**PROMPT**
Omit all pictures. Copy the rest of the material exactly.

**SUPPLIED RECORDS**
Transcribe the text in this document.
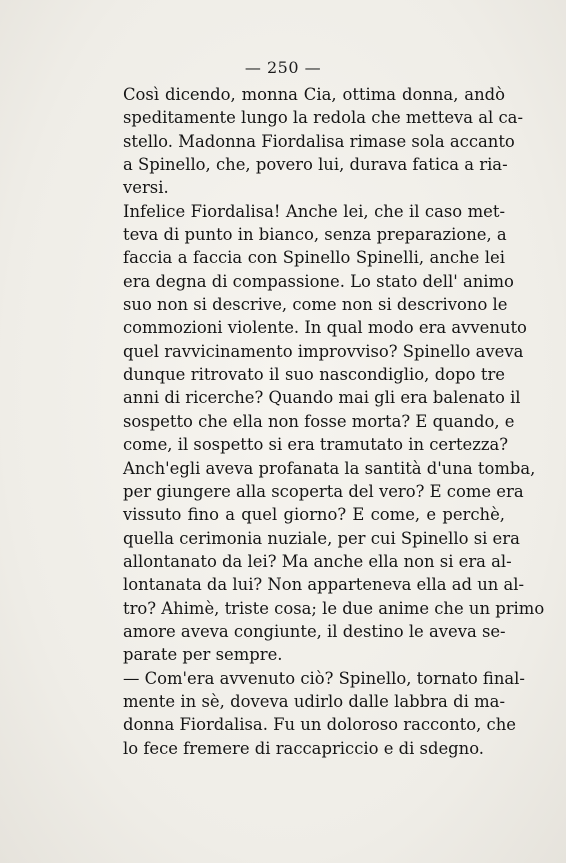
— 250 —
Così dicendo, monna Cia, ottima donna, andò
speditamente lungo la redola che metteva al ca-
stello. Madonna Fiordalisa rimase sola accanto
a Spinello, che, povero lui, durava fatica a ria-
versi.
Infelice Fiordalisa! Anche lei, che il caso met-
teva di punto in bianco, senza preparazione, a
faccia a faccia con Spinello Spinelli, anche lei
era degna di compassione. Lo stato dell' animo
suo non si descrive, come non si descrivono le
commozioni violente. In qual modo era avvenuto
quel ravvicinamento improvviso? Spinello aveva
dunque ritrovato il suo nascondiglio, dopo tre
anni di ricerche? Quando mai gli era balenato il
sospetto che ella non fosse morta? E quando, e
come, il sospetto si era tramutato in certezza?
Anch'egli aveva profanata la santità d'una tomba,
per giungere alla scoperta del vero? E come era
vissuto fino a quel giorno? E come, e perchè,
quella cerimonia nuziale, per cui Spinello si era
allontanato da lei? Ma anche ella non si era al-
lontanata da lui? Non apparteneva ella ad un al-
tro? Ahimè, triste cosa; le due anime che un primo
amore aveva congiunte, il destino le aveva se-
parate per sempre.
— Com'era avvenuto ciò? Spinello, tornato final-
mente in sè, doveva udirlo dalle labbra di ma-
donna Fiordalisa. Fu un doloroso racconto, che
lo fece fremere di raccapriccio e di sdegno.
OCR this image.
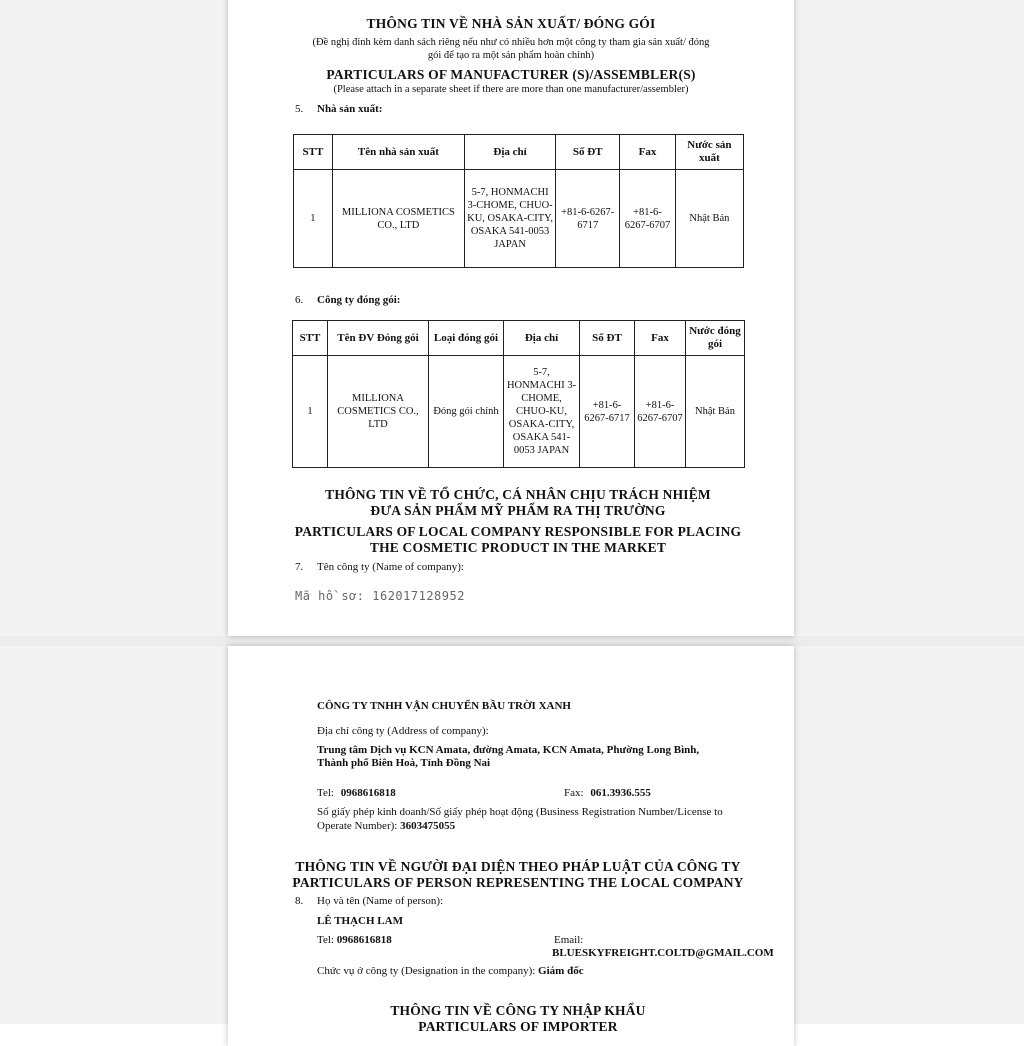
THÔNG TIN VỀ NHÀ SẢN XUẤT/ ĐÓNG GÓI
(Đề nghị đính kèm danh sách riêng nếu như có nhiều hơn một công ty tham gia sản xuất/ đóng
gói để tạo ra một sản phẩm hoàn chỉnh)
PARTICULARS OF MANUFACTURER (S)/ASSEMBLER(S)
(Please attach in a separate sheet if there are more than one manufacturer/assembler)
5. Nhà sản xuất:
STT	Tên nhà sản xuất	Địa chỉ	Số ĐT	Fax	Nước sản xuất
1	MILLIONA COSMETICS CO., LTD	5-7, HONMACHI 3-CHOME, CHUO-KU, OSAKA-CITY, OSAKA 541-0053 JAPAN	+81-6-6267-6717	+81-6-6267-6707	Nhật Bản
6. Công ty đóng gói:
STT	Tên ĐV Đóng gói	Loại đóng gói	Địa chỉ	Số ĐT	Fax	Nước đóng gói
1	MILLIONA COSMETICS CO., LTD	Đóng gói chính	5-7, HONMACHI 3-CHOME, CHUO-KU, OSAKA-CITY, OSAKA 541-0053 JAPAN	+81-6-6267-6717	+81-6-6267-6707	Nhật Bản
THÔNG TIN VỀ TỔ CHỨC, CÁ NHÂN CHỊU TRÁCH NHIỆM
ĐƯA SẢN PHẨM MỸ PHẨM RA THỊ TRƯỜNG
PARTICULARS OF LOCAL COMPANY RESPONSIBLE FOR PLACING
THE COSMETIC PRODUCT IN THE MARKET
7. Tên công ty (Name of company):
Mã hồ sơ: 162017128952
CÔNG TY TNHH VẬN CHUYỂN BẦU TRỜI XANH
Địa chỉ công ty (Address of company):
Trung tâm Dịch vụ KCN Amata, đường Amata, KCN Amata, Phường Long Bình,
Thành phố Biên Hoà, Tỉnh Đồng Nai
Tel: 0968616818	Fax: 061.3936.555
Số giấy phép kinh doanh/Số giấy phép hoạt động (Business Registration Number/License to
Operate Number): 3603475055
THÔNG TIN VỀ NGƯỜI ĐẠI DIỆN THEO PHÁP LUẬT CỦA CÔNG TY
PARTICULARS OF PERSON REPRESENTING THE LOCAL COMPANY
8. Họ và tên (Name of person):
LÊ THẠCH LAM
Tel: 0968616818	Email:
BLUESKYFREIGHT.COLTD@GMAIL.COM
Chức vụ ở công ty (Designation in the company): Giám đốc
THÔNG TIN VỀ CÔNG TY NHẬP KHẨU
PARTICULARS OF IMPORTER
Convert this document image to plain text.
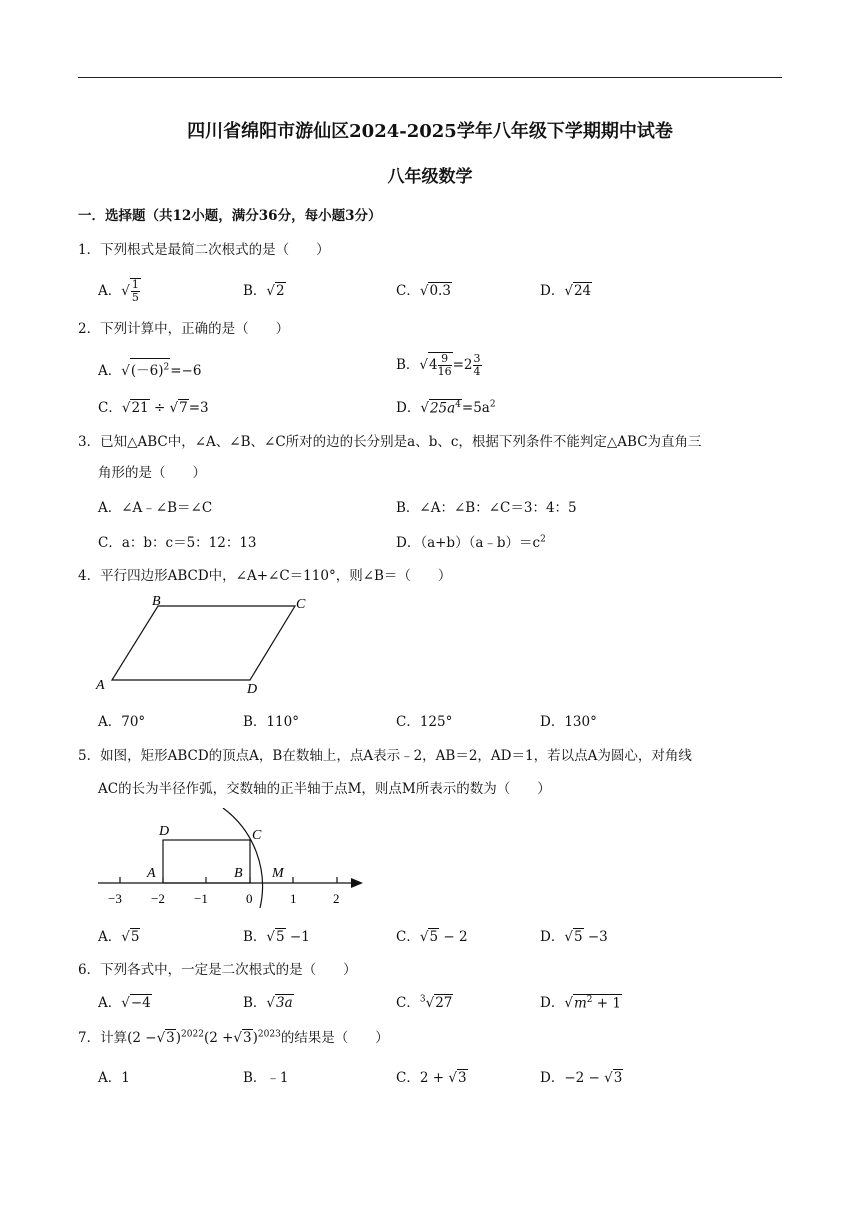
四川省绵阳市游仙区2024-2025学年八年级下学期期中试卷
八年级数学
一．选择题（共12小题，满分36分，每小题3分）
1．下列根式是最简二次根式的是（　　）
A．√ $\frac{1}{5}$	B．√2	C．√0.3	D．√24
2．下列计算中，正确的是（　　）
A．$√(-6)^2=-6$	B．$√4 \frac{9}{16} =2 \frac{3}{4}$
C．√21 ÷ √7=3	D．$√25a^4=5a^2$
3．已知△ABC中，∠A、∠B、∠C所对的边的长分别是a、b、c，根据下列条件不能判定△ABC为直角三
角形的是（　　）
A．∠A﹣∠B＝∠C	B．∠A：∠B：∠C＝3：4：5
C．a：b：c＝5：12：13	D．$(a+b)(a﹣b)=c^2$
4．平行四边形ABCD中，∠A+∠C＝110°，则∠B＝（　　）
B	C
A	D
A．70°	B．110°	C．125°	D．130°
5．如图，矩形ABCD的顶点A，B在数轴上，点A表示﹣2，AB＝2，AD＝1，若以点A为圆心，对角线
AC的长为半径作弧，交数轴的正半轴于点M，则点M所表示的数为（　　）
D	C
A	B M
−3 −2 −1	0	1	2
A．√5	B．√5 −1	C．√5 − 2	D．√5 −3
6．下列各式中，一定是二次根式的是（　　）
A．√−4	B．√3a	C．$^3$√27	D．$√m^2 + 1$
7．计算$(2 -√3)^{2022}(2 +√3)^{2023}$的结果是（　　）
A．1	B．﹣1	C．2 + √3	D．−2 − √3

**RESPONSE TO THE EXERCISE**
Transcribe the text in this document.
— 250 —
Così dicendo, monna Cia, ottima donna, andò
speditamente lungo la redola che metteva al ca-
stello. Madonna Fiordalisa rimase sola accanto
a Spinello, che, povero lui, durava fatica a ria-
versi.
Infelice Fiordalisa! Anche lei, che il caso met-
teva di punto in bianco, senza preparazione, a
faccia a faccia con Spinello Spinelli, anche lei
era degna di compassione. Lo stato dell' animo
suo non si descrive, come non si descrivono le
commozioni violente. In qual modo era avvenuto
quel ravvicinamento improvviso? Spinello aveva
dunque ritrovato il suo nascondiglio, dopo tre
anni di ricerche? Quando mai gli era balenato il
sospetto che ella non fosse morta? E quando, e
come, il sospetto si era tramutato in certezza?
Anch'egli aveva profanata la santità d'una tomba,
per giungere alla scoperta del vero? E come era
vissuto fino a quel giorno? E come, e perchè,
quella cerimonia nuziale, per cui Spinello si era
allontanato da lei? Ma anche ella non si era al-
lontanata da lui? Non apparteneva ella ad un al-
tro? Ahimè, triste cosa; le due anime che un primo
amore aveva congiunte, il destino le aveva se-
parate per sempre.
— Com'era avvenuto ciò? Spinello, tornato final-
mente in sè, doveva udirlo dalle labbra di ma-
donna Fiordalisa. Fu un doloroso racconto, che
lo fece fremere di raccapriccio e di sdegno.
OCR this image.
THÔNG TIN VỀ NHÀ SẢN XUẤT/ ĐÓNG GÓI
(Đề nghị đính kèm danh sách riêng nếu như có nhiều hơn một công ty tham gia sản xuất/ đóng
gói để tạo ra một sản phẩm hoàn chỉnh)
PARTICULARS OF MANUFACTURER (S)/ASSEMBLER(S)
(Please attach in a separate sheet if there are more than one manufacturer/assembler)
5. Nhà sản xuất:
STT	Tên nhà sản xuất	Địa chỉ	Số ĐT	Fax	Nước sản xuất
1	MILLIONA COSMETICS CO., LTD	5-7, HONMACHI 3-CHOME, CHUO-KU, OSAKA-CITY, OSAKA 541-0053 JAPAN	+81-6-6267-6717	+81-6-6267-6707	Nhật Bản
6. Công ty đóng gói:
STT	Tên ĐV Đóng gói	Loại đóng gói	Địa chỉ	Số ĐT	Fax	Nước đóng gói
1	MILLIONA COSMETICS CO., LTD	Đóng gói chính	5-7, HONMACHI 3-CHOME, CHUO-KU, OSAKA-CITY, OSAKA 541-0053 JAPAN	+81-6-6267-6717	+81-6-6267-6707	Nhật Bản
THÔNG TIN VỀ TỔ CHỨC, CÁ NHÂN CHỊU TRÁCH NHIỆM
ĐƯA SẢN PHẨM MỸ PHẨM RA THỊ TRƯỜNG
PARTICULARS OF LOCAL COMPANY RESPONSIBLE FOR PLACING
THE COSMETIC PRODUCT IN THE MARKET
7. Tên công ty (Name of company):
Mã hồ sơ: 162017128952
CÔNG TY TNHH VẬN CHUYỂN BẦU TRỜI XANH
Địa chỉ công ty (Address of company):
Trung tâm Dịch vụ KCN Amata, đường Amata, KCN Amata, Phường Long Bình,
Thành phố Biên Hoà, Tỉnh Đồng Nai
Tel: 0968616818	Fax: 061.3936.555
Số giấy phép kinh doanh/Số giấy phép hoạt động (Business Registration Number/License to
Operate Number): 3603475055
THÔNG TIN VỀ NGƯỜI ĐẠI DIỆN THEO PHÁP LUẬT CỦA CÔNG TY
PARTICULARS OF PERSON REPRESENTING THE LOCAL COMPANY
8. Họ và tên (Name of person):
LÊ THẠCH LAM
Tel: 0968616818	Email:
BLUESKYFREIGHT.COLTD@GMAIL.COM
Chức vụ ở công ty (Designation in the company): Giám đốc
THÔNG TIN VỀ CÔNG TY NHẬP KHẨU
PARTICULARS OF IMPORTER
Convert this document image to plain text.
四川省绵阳市游仙区2024-2025学年八年级下学期期中试卷
八年级数学
一．选择题（共12小题，满分36分，每小题3分）
1．下列根式是最简二次根式的是（　　）
A．√ $\frac{1}{5}$	B．√2	C．√0.3	D．√24
2．下列计算中，正确的是（　　）
A．$√(-6)^2=-6$	B．$√4 \frac{9}{16} =2 \frac{3}{4}$
C．√21 ÷ √7=3	D．$√25a^4=5a^2$
3．已知△ABC中，∠A、∠B、∠C所对的边的长分别是a、b、c，根据下列条件不能判定△ABC为直角三
角形的是（　　）
A．∠A﹣∠B＝∠C	B．∠A：∠B：∠C＝3：4：5
C．a：b：c＝5：12：13	D．$(a+b)(a﹣b)=c^2$
4．平行四边形ABCD中，∠A+∠C＝110°，则∠B＝（　　）
B	C
A	D
A．70°	B．110°	C．125°	D．130°
5．如图，矩形ABCD的顶点A，B在数轴上，点A表示﹣2，AB＝2，AD＝1，若以点A为圆心，对角线
AC的长为半径作弧，交数轴的正半轴于点M，则点M所表示的数为（　　）
D	C
A	B M
−3 −2 −1	0	1	2
A．√5	B．√5 −1	C．√5 − 2	D．√5 −3
6．下列各式中，一定是二次根式的是（　　）
A．√−4	B．√3a	C．$^3$√27	D．$√m^2 + 1$
7．计算$(2 -√3)^{2022}(2 +√3)^{2023}$的结果是（　　）
A．1	B．﹣1	C．2 + √3	D．−2 − √3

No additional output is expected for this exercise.